:: 所给数据
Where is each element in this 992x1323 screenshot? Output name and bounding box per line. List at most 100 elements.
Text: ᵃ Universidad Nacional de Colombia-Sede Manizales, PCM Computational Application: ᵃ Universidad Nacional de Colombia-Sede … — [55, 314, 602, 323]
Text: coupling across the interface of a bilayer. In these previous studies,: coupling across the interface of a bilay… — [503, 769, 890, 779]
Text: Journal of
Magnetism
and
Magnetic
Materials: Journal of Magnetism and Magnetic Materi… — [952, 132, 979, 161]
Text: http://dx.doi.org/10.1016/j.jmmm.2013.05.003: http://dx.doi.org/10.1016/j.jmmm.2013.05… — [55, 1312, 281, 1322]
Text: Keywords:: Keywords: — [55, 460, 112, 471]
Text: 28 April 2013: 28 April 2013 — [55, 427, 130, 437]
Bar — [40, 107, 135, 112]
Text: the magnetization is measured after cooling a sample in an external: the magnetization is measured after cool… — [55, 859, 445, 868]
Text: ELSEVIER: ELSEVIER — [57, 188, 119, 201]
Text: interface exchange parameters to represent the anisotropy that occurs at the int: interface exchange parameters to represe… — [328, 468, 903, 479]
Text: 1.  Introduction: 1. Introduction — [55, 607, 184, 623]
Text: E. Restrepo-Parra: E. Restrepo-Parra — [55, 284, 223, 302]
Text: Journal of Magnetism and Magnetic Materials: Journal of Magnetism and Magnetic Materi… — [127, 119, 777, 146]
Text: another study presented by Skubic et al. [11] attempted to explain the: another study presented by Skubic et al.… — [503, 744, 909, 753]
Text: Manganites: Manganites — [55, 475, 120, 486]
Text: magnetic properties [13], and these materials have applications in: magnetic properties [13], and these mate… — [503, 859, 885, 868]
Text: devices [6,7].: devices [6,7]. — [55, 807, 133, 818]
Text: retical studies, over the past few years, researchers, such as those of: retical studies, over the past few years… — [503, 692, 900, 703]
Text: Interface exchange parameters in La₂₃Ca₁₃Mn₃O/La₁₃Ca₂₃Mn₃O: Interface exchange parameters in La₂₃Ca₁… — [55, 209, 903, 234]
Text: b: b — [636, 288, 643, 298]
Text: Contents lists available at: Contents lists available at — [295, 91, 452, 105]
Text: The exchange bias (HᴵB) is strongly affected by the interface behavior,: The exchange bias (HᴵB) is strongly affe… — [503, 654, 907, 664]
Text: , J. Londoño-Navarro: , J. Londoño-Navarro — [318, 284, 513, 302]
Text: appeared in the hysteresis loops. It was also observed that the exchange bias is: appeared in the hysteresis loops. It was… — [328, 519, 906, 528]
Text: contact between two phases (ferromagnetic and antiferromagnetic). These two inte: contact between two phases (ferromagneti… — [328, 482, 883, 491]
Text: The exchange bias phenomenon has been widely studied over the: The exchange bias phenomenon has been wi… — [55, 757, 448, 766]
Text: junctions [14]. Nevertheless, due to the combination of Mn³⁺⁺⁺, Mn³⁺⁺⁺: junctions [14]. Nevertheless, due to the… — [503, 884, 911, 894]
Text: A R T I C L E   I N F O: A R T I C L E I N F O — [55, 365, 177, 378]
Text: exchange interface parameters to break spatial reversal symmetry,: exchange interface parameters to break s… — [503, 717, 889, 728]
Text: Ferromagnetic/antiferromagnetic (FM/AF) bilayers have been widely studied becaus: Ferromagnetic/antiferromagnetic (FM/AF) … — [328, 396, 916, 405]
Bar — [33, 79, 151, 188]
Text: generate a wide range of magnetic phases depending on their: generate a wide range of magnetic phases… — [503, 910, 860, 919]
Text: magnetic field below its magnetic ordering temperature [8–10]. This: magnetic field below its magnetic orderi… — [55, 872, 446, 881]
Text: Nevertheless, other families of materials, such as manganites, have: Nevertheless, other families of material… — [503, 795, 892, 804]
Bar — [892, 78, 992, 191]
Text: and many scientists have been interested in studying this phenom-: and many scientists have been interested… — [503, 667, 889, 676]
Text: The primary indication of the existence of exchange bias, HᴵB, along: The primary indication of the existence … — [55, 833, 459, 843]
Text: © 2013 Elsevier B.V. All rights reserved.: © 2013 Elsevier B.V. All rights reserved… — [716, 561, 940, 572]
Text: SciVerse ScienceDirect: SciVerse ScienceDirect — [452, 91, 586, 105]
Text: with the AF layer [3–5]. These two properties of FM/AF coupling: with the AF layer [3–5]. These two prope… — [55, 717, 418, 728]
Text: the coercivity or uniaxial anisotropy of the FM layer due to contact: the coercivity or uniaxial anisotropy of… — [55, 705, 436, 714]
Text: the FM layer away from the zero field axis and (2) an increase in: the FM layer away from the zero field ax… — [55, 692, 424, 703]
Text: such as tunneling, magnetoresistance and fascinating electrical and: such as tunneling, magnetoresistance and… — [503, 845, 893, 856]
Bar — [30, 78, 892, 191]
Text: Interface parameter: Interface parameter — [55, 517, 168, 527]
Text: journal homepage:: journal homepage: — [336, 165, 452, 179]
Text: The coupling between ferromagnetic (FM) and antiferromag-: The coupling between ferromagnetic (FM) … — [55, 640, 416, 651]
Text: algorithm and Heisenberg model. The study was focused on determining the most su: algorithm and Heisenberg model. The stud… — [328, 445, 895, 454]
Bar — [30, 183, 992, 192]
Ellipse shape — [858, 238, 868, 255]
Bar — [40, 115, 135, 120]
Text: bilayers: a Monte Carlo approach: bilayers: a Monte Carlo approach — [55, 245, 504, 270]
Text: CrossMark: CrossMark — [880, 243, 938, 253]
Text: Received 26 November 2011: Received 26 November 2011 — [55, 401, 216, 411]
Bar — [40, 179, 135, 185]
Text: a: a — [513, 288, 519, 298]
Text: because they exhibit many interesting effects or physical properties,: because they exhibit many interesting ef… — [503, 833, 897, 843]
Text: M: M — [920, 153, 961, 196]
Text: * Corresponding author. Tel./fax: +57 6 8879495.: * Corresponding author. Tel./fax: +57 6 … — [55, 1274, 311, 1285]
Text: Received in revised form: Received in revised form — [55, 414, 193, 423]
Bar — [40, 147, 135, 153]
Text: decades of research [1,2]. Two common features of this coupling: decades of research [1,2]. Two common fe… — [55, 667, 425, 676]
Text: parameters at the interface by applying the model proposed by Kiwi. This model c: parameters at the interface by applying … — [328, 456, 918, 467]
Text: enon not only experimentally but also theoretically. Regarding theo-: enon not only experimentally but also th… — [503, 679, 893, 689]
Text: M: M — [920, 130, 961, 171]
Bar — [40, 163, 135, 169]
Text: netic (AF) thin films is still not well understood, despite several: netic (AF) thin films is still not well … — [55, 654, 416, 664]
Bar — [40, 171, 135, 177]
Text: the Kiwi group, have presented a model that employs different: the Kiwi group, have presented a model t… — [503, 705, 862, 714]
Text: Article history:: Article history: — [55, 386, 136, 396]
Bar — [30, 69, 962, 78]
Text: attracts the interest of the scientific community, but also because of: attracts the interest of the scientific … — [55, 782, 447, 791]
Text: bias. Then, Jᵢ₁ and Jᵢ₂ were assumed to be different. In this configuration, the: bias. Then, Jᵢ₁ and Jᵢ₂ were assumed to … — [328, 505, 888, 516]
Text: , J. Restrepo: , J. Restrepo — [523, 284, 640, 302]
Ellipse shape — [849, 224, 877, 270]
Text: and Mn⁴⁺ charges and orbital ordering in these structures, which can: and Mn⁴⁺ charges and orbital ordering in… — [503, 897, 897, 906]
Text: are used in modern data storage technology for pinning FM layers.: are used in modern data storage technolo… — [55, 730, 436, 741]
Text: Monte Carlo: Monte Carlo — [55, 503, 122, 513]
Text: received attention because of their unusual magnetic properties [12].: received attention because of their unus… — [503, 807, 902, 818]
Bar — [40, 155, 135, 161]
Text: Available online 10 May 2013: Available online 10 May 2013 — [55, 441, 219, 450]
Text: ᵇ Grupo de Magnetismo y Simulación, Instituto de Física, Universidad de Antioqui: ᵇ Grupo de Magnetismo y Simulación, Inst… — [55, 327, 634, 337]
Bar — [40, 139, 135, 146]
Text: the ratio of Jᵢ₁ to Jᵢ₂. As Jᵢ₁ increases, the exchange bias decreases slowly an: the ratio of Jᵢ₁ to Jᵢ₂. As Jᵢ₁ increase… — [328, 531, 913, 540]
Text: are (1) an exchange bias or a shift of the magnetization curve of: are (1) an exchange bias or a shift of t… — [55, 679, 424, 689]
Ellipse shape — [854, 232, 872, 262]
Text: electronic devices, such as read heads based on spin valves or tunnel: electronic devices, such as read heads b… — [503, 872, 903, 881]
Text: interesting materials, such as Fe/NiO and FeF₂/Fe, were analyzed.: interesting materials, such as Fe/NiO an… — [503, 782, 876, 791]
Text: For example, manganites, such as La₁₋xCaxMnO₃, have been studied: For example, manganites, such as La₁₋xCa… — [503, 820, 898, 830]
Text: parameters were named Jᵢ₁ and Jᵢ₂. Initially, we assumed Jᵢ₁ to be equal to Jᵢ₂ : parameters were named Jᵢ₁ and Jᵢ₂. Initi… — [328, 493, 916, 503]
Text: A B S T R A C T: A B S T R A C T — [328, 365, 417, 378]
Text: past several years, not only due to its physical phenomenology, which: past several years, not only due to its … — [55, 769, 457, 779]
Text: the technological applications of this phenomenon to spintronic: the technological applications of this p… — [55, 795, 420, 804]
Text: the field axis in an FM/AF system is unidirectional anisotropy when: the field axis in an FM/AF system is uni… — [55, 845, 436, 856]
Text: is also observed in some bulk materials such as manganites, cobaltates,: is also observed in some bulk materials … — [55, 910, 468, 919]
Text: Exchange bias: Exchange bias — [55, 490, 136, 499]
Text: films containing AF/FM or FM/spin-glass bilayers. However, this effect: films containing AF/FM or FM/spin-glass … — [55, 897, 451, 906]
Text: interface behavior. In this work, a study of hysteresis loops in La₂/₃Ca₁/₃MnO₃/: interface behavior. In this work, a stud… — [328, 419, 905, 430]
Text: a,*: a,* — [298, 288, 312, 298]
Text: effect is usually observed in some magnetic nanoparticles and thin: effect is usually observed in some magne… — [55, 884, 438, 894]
::::
任务说明 » 将条目从开头一行起，到含有“Text: b: b — [636, 288, 643, 298]”的那一行为止，逐行原样照录，首尾两行都要包括。

任务答案 »
Where is each element in this 992x1323 screenshot? Output name and bounding box per line. List at most 100 elements.
Text: ᵃ Universidad Nacional de Colombia-Sede Manizales, PCM Computational Application: ᵃ Universidad Nacional de Colombia-Sede … — [55, 314, 602, 323]
Text: coupling across the interface of a bilayer. In these previous studies,: coupling across the interface of a bilay… — [503, 769, 890, 779]
Text: Journal of
Magnetism
and
Magnetic
Materials: Journal of Magnetism and Magnetic Materi… — [952, 132, 979, 161]
Text: http://dx.doi.org/10.1016/j.jmmm.2013.05.003: http://dx.doi.org/10.1016/j.jmmm.2013.05… — [55, 1312, 281, 1322]
Text: Keywords:: Keywords: — [55, 460, 112, 471]
Text: 28 April 2013: 28 April 2013 — [55, 427, 130, 437]
Bar — [40, 107, 135, 112]
Text: the magnetization is measured after cooling a sample in an external: the magnetization is measured after cool… — [55, 859, 445, 868]
Text: ELSEVIER: ELSEVIER — [57, 188, 119, 201]
Text: interface exchange parameters to represent the anisotropy that occurs at the int: interface exchange parameters to represe… — [328, 468, 903, 479]
Text: 1.  Introduction: 1. Introduction — [55, 607, 184, 623]
Text: E. Restrepo-Parra: E. Restrepo-Parra — [55, 284, 223, 302]
Text: Journal of Magnetism and Magnetic Materials: Journal of Magnetism and Magnetic Materi… — [127, 119, 777, 146]
Text: another study presented by Skubic et al. [11] attempted to explain the: another study presented by Skubic et al.… — [503, 744, 909, 753]
Text: Manganites: Manganites — [55, 475, 120, 486]
Text: magnetic properties [13], and these materials have applications in: magnetic properties [13], and these mate… — [503, 859, 885, 868]
Text: devices [6,7].: devices [6,7]. — [55, 807, 133, 818]
Text: retical studies, over the past few years, researchers, such as those of: retical studies, over the past few years… — [503, 692, 900, 703]
Text: Interface exchange parameters in La₂₃Ca₁₃Mn₃O/La₁₃Ca₂₃Mn₃O: Interface exchange parameters in La₂₃Ca₁… — [55, 209, 903, 234]
Text: b: b — [636, 288, 643, 298]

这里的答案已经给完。